What to produce:
Give back the full listing verbatim, apart from its images.

Material to process:
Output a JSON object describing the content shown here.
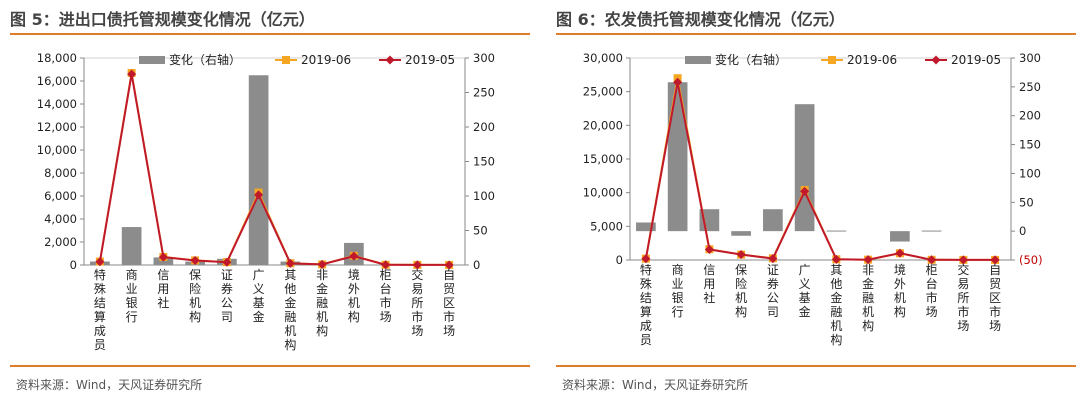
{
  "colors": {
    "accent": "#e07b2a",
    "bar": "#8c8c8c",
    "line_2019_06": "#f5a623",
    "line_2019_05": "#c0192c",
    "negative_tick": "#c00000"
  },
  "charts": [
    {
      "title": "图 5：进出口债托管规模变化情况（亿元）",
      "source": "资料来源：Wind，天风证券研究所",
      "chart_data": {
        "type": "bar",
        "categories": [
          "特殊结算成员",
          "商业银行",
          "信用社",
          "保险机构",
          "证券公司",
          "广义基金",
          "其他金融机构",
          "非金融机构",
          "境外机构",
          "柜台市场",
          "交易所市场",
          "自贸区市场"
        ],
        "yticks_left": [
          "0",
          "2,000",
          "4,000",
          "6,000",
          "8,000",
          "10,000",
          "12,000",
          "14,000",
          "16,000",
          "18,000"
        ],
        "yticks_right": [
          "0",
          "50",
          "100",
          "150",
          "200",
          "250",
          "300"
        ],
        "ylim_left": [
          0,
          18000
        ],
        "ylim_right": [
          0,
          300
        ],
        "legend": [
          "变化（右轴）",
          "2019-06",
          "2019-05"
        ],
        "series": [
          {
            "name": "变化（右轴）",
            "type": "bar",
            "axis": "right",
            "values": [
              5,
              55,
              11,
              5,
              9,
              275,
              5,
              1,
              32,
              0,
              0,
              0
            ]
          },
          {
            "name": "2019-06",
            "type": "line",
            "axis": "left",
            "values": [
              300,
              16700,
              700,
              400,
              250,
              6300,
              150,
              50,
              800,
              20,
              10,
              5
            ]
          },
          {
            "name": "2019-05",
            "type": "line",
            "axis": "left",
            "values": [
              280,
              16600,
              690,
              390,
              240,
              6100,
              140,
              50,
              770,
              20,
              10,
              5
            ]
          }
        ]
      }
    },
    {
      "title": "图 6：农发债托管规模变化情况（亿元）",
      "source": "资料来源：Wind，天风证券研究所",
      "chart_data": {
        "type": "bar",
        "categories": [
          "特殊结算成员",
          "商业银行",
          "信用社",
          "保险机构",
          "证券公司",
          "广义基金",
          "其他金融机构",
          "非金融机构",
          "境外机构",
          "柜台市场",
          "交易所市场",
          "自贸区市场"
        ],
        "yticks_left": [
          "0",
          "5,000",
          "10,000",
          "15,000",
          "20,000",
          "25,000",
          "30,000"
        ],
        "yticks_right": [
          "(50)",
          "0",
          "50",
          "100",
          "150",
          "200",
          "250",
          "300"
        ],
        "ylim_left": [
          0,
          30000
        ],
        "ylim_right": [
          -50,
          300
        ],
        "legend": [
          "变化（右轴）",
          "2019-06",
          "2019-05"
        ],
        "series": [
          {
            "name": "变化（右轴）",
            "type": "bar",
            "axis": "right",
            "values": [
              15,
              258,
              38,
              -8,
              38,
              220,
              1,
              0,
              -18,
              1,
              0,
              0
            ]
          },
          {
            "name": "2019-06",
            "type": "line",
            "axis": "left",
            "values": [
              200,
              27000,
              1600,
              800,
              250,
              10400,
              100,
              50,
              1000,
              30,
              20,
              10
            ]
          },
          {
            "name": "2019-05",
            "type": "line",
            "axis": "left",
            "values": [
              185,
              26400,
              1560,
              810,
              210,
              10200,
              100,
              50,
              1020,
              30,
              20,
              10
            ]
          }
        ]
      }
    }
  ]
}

Answer to the task:
Output a JSON object describing the content shown here.
{
  "colors": {
    "accent": "#e07b2a",
    "bar": "#8c8c8c",
    "line_2019_06": "#f5a623",
    "line_2019_05": "#c0192c",
    "negative_tick": "#c00000"
  },
  "charts": [
    {
      "title": "图 5：进出口债托管规模变化情况（亿元）",
      "source": "资料来源：Wind，天风证券研究所",
      "chart_data": {
        "type": "bar",
        "categories": [
          "特殊结算成员",
          "商业银行",
          "信用社",
          "保险机构",
          "证券公司",
          "广义基金",
          "其他金融机构",
          "非金融机构",
          "境外机构",
          "柜台市场",
          "交易所市场",
          "自贸区市场"
        ],
        "yticks_left": [
          "0",
          "2,000",
          "4,000",
          "6,000",
          "8,000",
          "10,000",
          "12,000",
          "14,000",
          "16,000",
          "18,000"
        ],
        "yticks_right": [
          "0",
          "50",
          "100",
          "150",
          "200",
          "250",
          "300"
        ],
        "ylim_left": [
          0,
          18000
        ],
        "ylim_right": [
          0,
          300
        ],
        "legend": [
          "变化（右轴）",
          "2019-06",
          "2019-05"
        ],
        "series": [
          {
            "name": "变化（右轴）",
            "type": "bar",
            "axis": "right",
            "values": [
              5,
              55,
              11,
              5,
              9,
              275,
              5,
              1,
              32,
              0,
              0,
              0
            ]
          },
          {
            "name": "2019-06",
            "type": "line",
            "axis": "left",
            "values": [
              300,
              16700,
              700,
              400,
              250,
              6300,
              150,
              50,
              800,
              20,
              10,
              5
            ]
          },
          {
            "name": "2019-05",
            "type": "line",
            "axis": "left",
            "values": [
              280,
              16600,
              690,
              390,
              240,
              6100,
              140,
              50,
              770,
              20,
              10,
              5
            ]
          }
        ]
      }
    },
    {
      "title": "图 6：农发债托管规模变化情况（亿元）",
      "source": "资料来源：Wind，天风证券研究所",
      "chart_data": {
        "type": "bar",
        "categories": [
          "特殊结算成员",
          "商业银行",
          "信用社",
          "保险机构",
          "证券公司",
          "广义基金",
          "其他金融机构",
          "非金融机构",
          "境外机构",
          "柜台市场",
          "交易所市场",
          "自贸区市场"
        ],
        "yticks_left": [
          "0",
          "5,000",
          "10,000",
          "15,000",
          "20,000",
          "25,000",
          "30,000"
        ],
        "yticks_right": [
          "(50)",
          "0",
          "50",
          "100",
          "150",
          "200",
          "250",
          "300"
        ],
        "ylim_left": [
          0,
          30000
        ],
        "ylim_right": [
          -50,
          300
        ],
        "legend": [
          "变化（右轴）",
          "2019-06",
          "2019-05"
        ],
        "series": [
          {
            "name": "变化（右轴）",
            "type": "bar",
            "axis": "right",
            "values": [
              15,
              258,
              38,
              -8,
              38,
              220,
              1,
              0,
              -18,
              1,
              0,
              0
            ]
          },
          {
            "name": "2019-06",
            "type": "line",
            "axis": "left",
            "values": [
              200,
              27000,
              1600,
              800,
              250,
              10400,
              100,
              50,
              1000,
              30,
              20,
              10
            ]
          },
          {
            "name": "2019-05",
            "type": "line",
            "axis": "left",
            "values": [
              185,
              26400,
              1560,
              810,
              210,
              10200,
              100,
              50,
              1020,
              30,
              20,
              10
            ]
          }
        ]
      }
    }
  ]
}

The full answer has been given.